### Short problem
Write out the data again in full, exactly as it reads.

------------------------

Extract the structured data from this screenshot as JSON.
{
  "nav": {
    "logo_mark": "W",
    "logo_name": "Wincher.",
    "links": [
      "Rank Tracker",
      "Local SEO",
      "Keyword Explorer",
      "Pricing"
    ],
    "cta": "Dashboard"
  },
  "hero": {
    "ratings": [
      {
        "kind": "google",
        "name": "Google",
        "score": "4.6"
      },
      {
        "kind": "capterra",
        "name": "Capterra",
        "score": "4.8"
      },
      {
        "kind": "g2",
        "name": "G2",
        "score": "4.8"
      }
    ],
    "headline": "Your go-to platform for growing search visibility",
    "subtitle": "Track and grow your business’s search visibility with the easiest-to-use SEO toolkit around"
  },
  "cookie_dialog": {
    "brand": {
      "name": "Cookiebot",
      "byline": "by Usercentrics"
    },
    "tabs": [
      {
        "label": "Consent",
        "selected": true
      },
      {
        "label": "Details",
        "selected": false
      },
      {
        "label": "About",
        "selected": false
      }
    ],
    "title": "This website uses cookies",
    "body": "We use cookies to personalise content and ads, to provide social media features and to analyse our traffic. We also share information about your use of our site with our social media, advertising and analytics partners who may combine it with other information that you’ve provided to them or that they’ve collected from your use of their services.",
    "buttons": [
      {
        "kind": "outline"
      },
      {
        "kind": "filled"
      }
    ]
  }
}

------------------------

### Complete answer
Extract the structured data from this screenshot as JSON.
{
  "nav": {
    "logo_mark": "W",
    "logo_name": "Wincher.",
    "links": [
      "Rank Tracker",
      "Local SEO",
      "Keyword Explorer",
      "Pricing"
    ],
    "cta": "Dashboard"
  },
  "hero": {
    "ratings": [
      {
        "kind": "google",
        "name": "Google",
        "score": "4.6"
      },
      {
        "kind": "capterra",
        "name": "Capterra",
        "score": "4.8"
      },
      {
        "kind": "g2",
        "name": "G2",
        "score": "4.8"
      }
    ],
    "headline": "Your go-to platform for growing search visibility",
    "subtitle": "Track and grow your business’s search visibility with the easiest-to-use SEO toolkit around"
  },
  "cookie_dialog": {
    "brand": {
      "name": "Cookiebot",
      "byline": "by Usercentrics"
    },
    "tabs": [
      {
        "label": "Consent",
        "selected": true
      },
      {
        "label": "Details",
        "selected": false
      },
      {
        "label": "About",
        "selected": false
      }
    ],
    "title": "This website uses cookies",
    "body": "We use cookies to personalise content and ads, to provide social media features and to analyse our traffic. We also share information about your use of our site with our social media, advertising and analytics partners who may combine it with other information that you’ve provided to them or that they’ve collected from your use of their services.",
    "buttons": [
      {
        "kind": "outline"
      },
      {
        "kind": "filled"
      }
    ]
  }
}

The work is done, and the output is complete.